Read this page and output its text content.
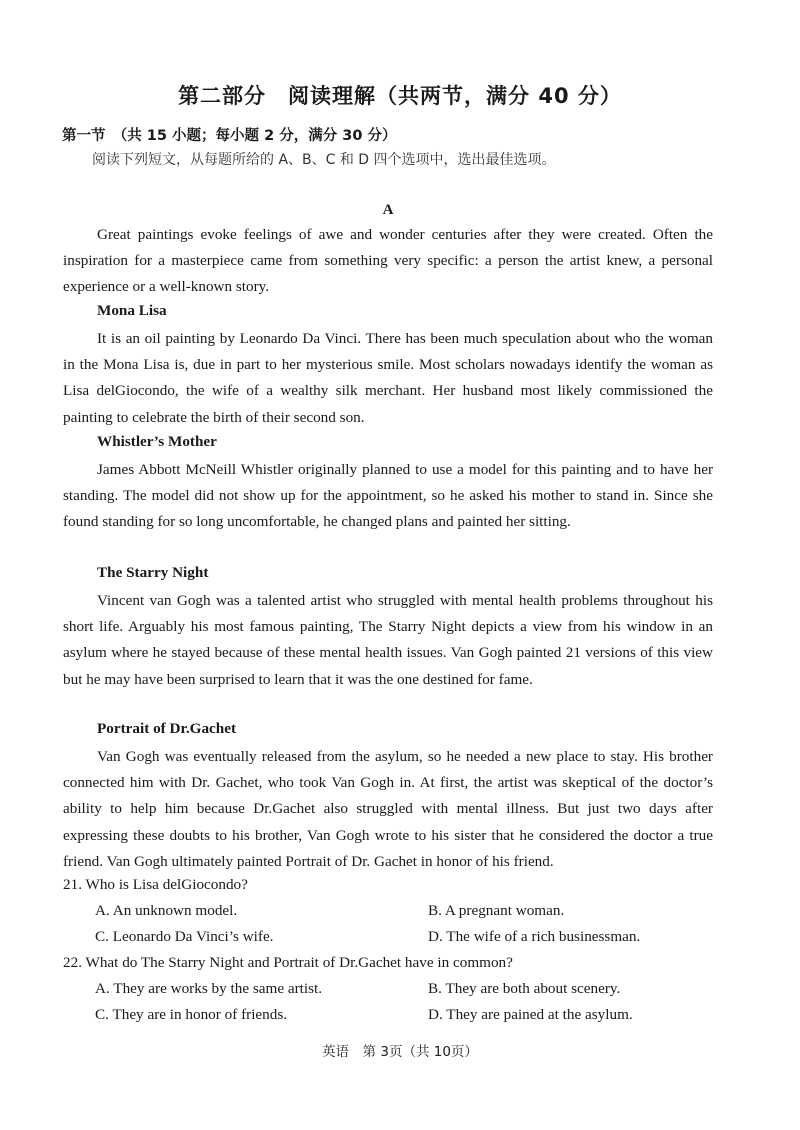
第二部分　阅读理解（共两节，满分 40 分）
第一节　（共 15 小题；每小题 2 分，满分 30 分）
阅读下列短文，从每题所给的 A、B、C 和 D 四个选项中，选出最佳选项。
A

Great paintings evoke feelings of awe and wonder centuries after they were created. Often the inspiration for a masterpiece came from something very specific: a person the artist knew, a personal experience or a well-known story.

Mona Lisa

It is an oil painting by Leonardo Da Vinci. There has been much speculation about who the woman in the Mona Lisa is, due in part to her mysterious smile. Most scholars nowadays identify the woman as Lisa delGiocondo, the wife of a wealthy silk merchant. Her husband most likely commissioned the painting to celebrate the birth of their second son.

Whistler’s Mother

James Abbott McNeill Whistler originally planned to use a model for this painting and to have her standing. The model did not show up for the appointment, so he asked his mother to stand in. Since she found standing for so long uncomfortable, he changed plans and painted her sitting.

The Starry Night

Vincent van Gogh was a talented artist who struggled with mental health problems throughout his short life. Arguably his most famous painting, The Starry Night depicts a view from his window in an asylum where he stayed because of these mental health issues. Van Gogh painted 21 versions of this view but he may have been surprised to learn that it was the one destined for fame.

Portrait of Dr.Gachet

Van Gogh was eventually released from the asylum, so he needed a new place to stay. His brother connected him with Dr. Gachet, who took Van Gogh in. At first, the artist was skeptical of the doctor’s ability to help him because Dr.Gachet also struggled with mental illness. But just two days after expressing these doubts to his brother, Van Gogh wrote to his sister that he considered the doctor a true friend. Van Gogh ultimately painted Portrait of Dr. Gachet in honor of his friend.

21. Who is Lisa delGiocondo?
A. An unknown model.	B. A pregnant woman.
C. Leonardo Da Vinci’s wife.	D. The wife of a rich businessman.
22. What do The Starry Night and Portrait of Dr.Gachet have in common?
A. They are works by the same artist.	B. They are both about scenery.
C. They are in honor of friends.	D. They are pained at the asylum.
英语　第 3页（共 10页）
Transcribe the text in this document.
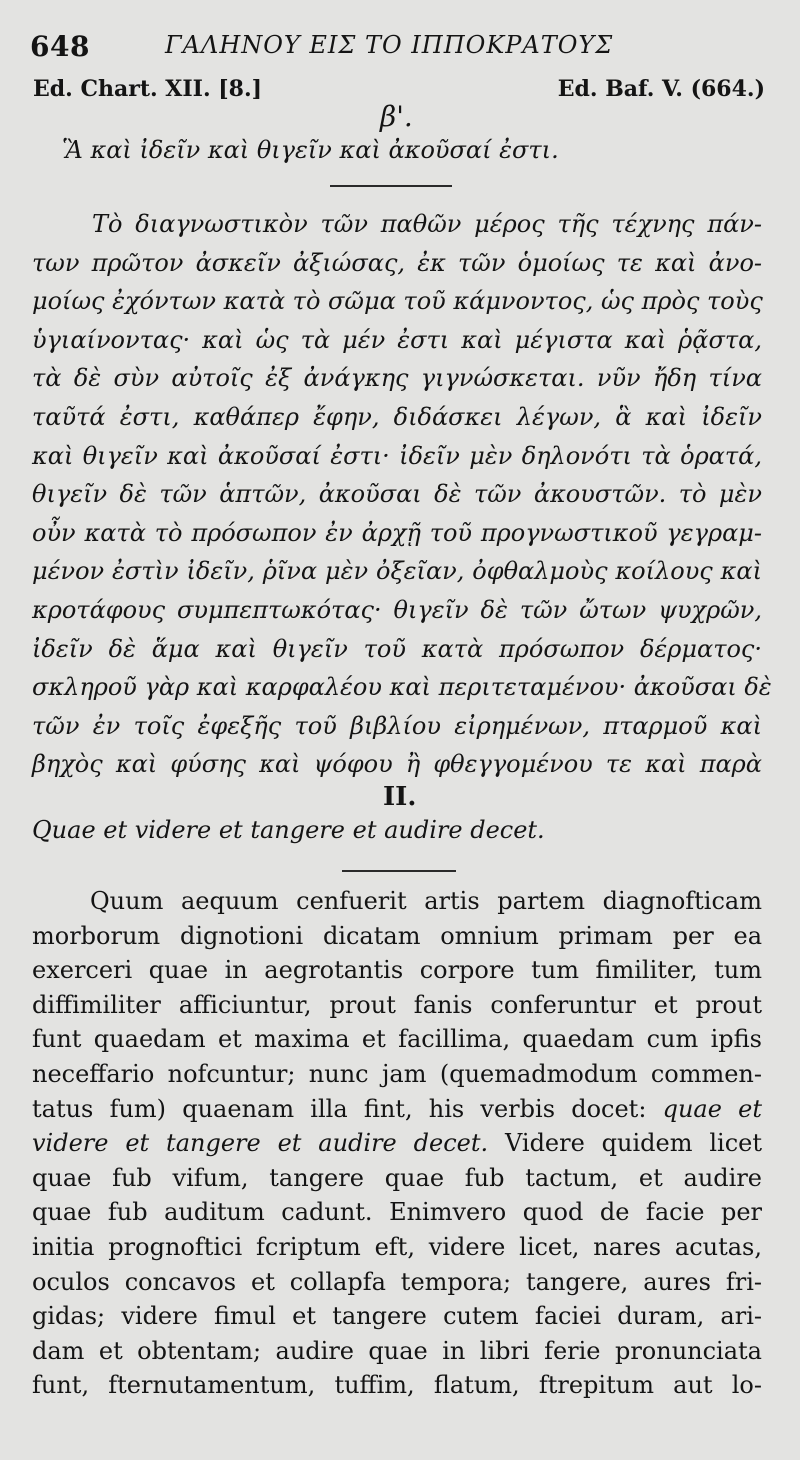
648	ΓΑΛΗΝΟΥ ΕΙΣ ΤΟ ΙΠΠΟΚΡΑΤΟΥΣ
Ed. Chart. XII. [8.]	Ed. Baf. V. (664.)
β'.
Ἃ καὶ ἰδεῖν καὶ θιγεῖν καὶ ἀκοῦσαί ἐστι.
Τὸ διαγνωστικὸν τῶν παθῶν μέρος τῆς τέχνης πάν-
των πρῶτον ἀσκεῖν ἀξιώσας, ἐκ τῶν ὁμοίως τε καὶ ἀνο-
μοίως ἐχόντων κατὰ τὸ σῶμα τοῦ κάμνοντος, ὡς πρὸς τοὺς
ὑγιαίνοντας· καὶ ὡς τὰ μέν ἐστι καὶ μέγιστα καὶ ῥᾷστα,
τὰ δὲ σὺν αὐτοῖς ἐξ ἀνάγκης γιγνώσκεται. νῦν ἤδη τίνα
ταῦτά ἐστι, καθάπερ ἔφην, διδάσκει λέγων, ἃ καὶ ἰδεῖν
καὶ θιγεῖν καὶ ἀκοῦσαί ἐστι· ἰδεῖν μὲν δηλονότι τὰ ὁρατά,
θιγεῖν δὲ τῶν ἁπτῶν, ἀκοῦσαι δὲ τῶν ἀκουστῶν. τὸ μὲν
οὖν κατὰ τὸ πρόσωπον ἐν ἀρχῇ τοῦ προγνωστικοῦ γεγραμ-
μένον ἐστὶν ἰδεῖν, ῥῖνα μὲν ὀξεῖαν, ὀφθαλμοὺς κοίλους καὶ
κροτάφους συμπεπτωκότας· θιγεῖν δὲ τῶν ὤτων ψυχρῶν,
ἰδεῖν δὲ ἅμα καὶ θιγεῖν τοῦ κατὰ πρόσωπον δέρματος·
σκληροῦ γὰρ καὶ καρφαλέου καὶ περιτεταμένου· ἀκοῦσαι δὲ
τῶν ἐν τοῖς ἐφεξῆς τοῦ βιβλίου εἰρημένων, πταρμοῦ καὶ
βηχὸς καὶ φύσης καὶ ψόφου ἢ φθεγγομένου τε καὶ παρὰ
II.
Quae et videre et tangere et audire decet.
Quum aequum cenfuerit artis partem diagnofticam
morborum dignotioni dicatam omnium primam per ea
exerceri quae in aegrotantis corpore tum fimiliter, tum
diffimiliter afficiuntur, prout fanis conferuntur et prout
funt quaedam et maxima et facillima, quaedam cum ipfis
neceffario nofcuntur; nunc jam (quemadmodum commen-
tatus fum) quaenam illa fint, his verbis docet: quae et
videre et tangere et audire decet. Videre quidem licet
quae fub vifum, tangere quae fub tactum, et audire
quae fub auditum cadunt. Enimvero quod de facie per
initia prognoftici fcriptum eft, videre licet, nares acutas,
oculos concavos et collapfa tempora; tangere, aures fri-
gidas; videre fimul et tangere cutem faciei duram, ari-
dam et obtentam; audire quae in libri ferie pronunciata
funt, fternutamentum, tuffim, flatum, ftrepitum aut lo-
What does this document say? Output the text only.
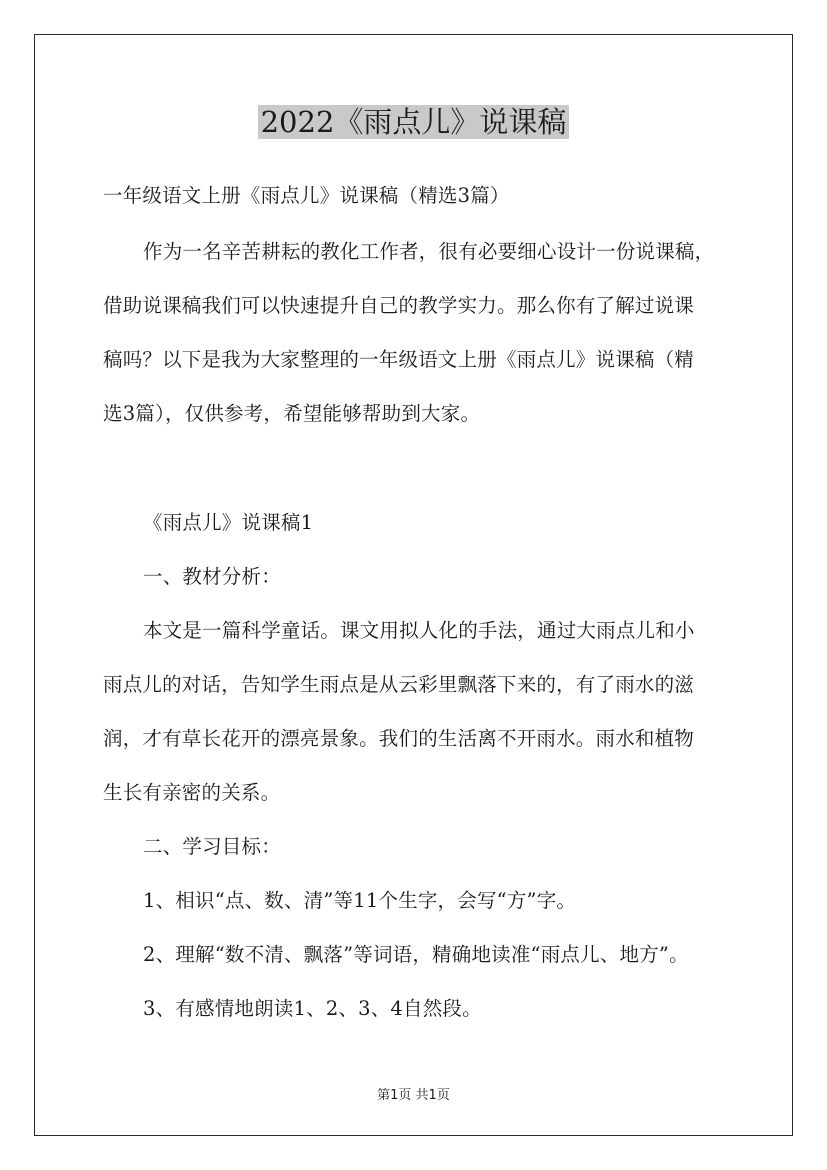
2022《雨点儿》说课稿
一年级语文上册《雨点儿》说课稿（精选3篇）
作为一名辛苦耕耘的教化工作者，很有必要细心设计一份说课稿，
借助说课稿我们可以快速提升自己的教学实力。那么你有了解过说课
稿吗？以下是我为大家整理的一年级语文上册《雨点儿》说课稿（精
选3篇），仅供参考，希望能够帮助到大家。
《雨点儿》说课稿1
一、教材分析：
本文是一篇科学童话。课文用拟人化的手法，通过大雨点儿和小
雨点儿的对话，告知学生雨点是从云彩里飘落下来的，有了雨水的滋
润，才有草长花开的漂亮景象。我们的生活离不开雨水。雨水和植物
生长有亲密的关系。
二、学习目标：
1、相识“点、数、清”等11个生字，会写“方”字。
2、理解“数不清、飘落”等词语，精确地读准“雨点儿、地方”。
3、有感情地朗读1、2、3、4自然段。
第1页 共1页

○ ○ ○ ○ ○

> Job: Copy the listing exactly. Any image in it stays out of the copy.

> Answer to the problem:
Read this page and output its text content.
第二部分　阅读理解（共两节，满分 40 分）
第一节　（共 15 小题；每小题 2 分，满分 30 分）
阅读下列短文，从每题所给的 A、B、C 和 D 四个选项中，选出最佳选项。
A

Great paintings evoke feelings of awe and wonder centuries after they were created. Often the inspiration for a masterpiece came from something very specific: a person the artist knew, a personal experience or a well-known story.

Mona Lisa

It is an oil painting by Leonardo Da Vinci. There has been much speculation about who the woman in the Mona Lisa is, due in part to her mysterious smile. Most scholars nowadays identify the woman as Lisa delGiocondo, the wife of a wealthy silk merchant. Her husband most likely commissioned the painting to celebrate the birth of their second son.

Whistler’s Mother

James Abbott McNeill Whistler originally planned to use a model for this painting and to have her standing. The model did not show up for the appointment, so he asked his mother to stand in. Since she found standing for so long uncomfortable, he changed plans and painted her sitting.

The Starry Night

Vincent van Gogh was a talented artist who struggled with mental health problems throughout his short life. Arguably his most famous painting, The Starry Night depicts a view from his window in an asylum where he stayed because of these mental health issues. Van Gogh painted 21 versions of this view but he may have been surprised to learn that it was the one destined for fame.

Portrait of Dr.Gachet

Van Gogh was eventually released from the asylum, so he needed a new place to stay. His brother connected him with Dr. Gachet, who took Van Gogh in. At first, the artist was skeptical of the doctor’s ability to help him because Dr.Gachet also struggled with mental illness. But just two days after expressing these doubts to his brother, Van Gogh wrote to his sister that he considered the doctor a true friend. Van Gogh ultimately painted Portrait of Dr. Gachet in honor of his friend.

21. Who is Lisa delGiocondo?
A. An unknown model.	B. A pregnant woman.
C. Leonardo Da Vinci’s wife.	D. The wife of a rich businessman.
22. What do The Starry Night and Portrait of Dr.Gachet have in common?
A. They are works by the same artist.	B. They are both about scenery.
C. They are in honor of friends.	D. They are pained at the asylum.
英语　第 3页（共 10页）
Transcribe the text in this document.
648	ΓΑΛΗΝΟΥ ΕΙΣ ΤΟ ΙΠΠΟΚΡΑΤΟΥΣ
Ed. Chart. XII. [8.]	Ed. Baf. V. (664.)
β'.
Ἃ καὶ ἰδεῖν καὶ θιγεῖν καὶ ἀκοῦσαί ἐστι.
Τὸ διαγνωστικὸν τῶν παθῶν μέρος τῆς τέχνης πάν-
των πρῶτον ἀσκεῖν ἀξιώσας, ἐκ τῶν ὁμοίως τε καὶ ἀνο-
μοίως ἐχόντων κατὰ τὸ σῶμα τοῦ κάμνοντος, ὡς πρὸς τοὺς
ὑγιαίνοντας· καὶ ὡς τὰ μέν ἐστι καὶ μέγιστα καὶ ῥᾷστα,
τὰ δὲ σὺν αὐτοῖς ἐξ ἀνάγκης γιγνώσκεται. νῦν ἤδη τίνα
ταῦτά ἐστι, καθάπερ ἔφην, διδάσκει λέγων, ἃ καὶ ἰδεῖν
καὶ θιγεῖν καὶ ἀκοῦσαί ἐστι· ἰδεῖν μὲν δηλονότι τὰ ὁρατά,
θιγεῖν δὲ τῶν ἁπτῶν, ἀκοῦσαι δὲ τῶν ἀκουστῶν. τὸ μὲν
οὖν κατὰ τὸ πρόσωπον ἐν ἀρχῇ τοῦ προγνωστικοῦ γεγραμ-
μένον ἐστὶν ἰδεῖν, ῥῖνα μὲν ὀξεῖαν, ὀφθαλμοὺς κοίλους καὶ
κροτάφους συμπεπτωκότας· θιγεῖν δὲ τῶν ὤτων ψυχρῶν,
ἰδεῖν δὲ ἅμα καὶ θιγεῖν τοῦ κατὰ πρόσωπον δέρματος·
σκληροῦ γὰρ καὶ καρφαλέου καὶ περιτεταμένου· ἀκοῦσαι δὲ
τῶν ἐν τοῖς ἐφεξῆς τοῦ βιβλίου εἰρημένων, πταρμοῦ καὶ
βηχὸς καὶ φύσης καὶ ψόφου ἢ φθεγγομένου τε καὶ παρὰ
II.
Quae et videre et tangere et audire decet.
Quum aequum cenfuerit artis partem diagnofticam
morborum dignotioni dicatam omnium primam per ea
exerceri quae in aegrotantis corpore tum fimiliter, tum
diffimiliter afficiuntur, prout fanis conferuntur et prout
funt quaedam et maxima et facillima, quaedam cum ipfis
neceffario nofcuntur; nunc jam (quemadmodum commen-
tatus fum) quaenam illa fint, his verbis docet: quae et
videre et tangere et audire decet. Videre quidem licet
quae fub vifum, tangere quae fub tactum, et audire
quae fub auditum cadunt. Enimvero quod de facie per
initia prognoftici fcriptum eft, videre licet, nares acutas,
oculos concavos et collapfa tempora; tangere, aures fri-
gidas; videre fimul et tangere cutem faciei duram, ari-
dam et obtentam; audire quae in libri ferie pronunciata
funt, fternutamentum, tuffim, flatum, ftrepitum aut lo-
What does this document say? Output the text only.
2022《雨点儿》说课稿
一年级语文上册《雨点儿》说课稿（精选3篇）
作为一名辛苦耕耘的教化工作者，很有必要细心设计一份说课稿，
借助说课稿我们可以快速提升自己的教学实力。那么你有了解过说课
稿吗？以下是我为大家整理的一年级语文上册《雨点儿》说课稿（精
选3篇），仅供参考，希望能够帮助到大家。
《雨点儿》说课稿1
一、教材分析：
本文是一篇科学童话。课文用拟人化的手法，通过大雨点儿和小
雨点儿的对话，告知学生雨点是从云彩里飘落下来的，有了雨水的滋
润，才有草长花开的漂亮景象。我们的生活离不开雨水。雨水和植物
生长有亲密的关系。
二、学习目标：
1、相识“点、数、清”等11个生字，会写“方”字。
2、理解“数不清、飘落”等词语，精确地读准“雨点儿、地方”。
3、有感情地朗读1、2、3、4自然段。
第1页 共1页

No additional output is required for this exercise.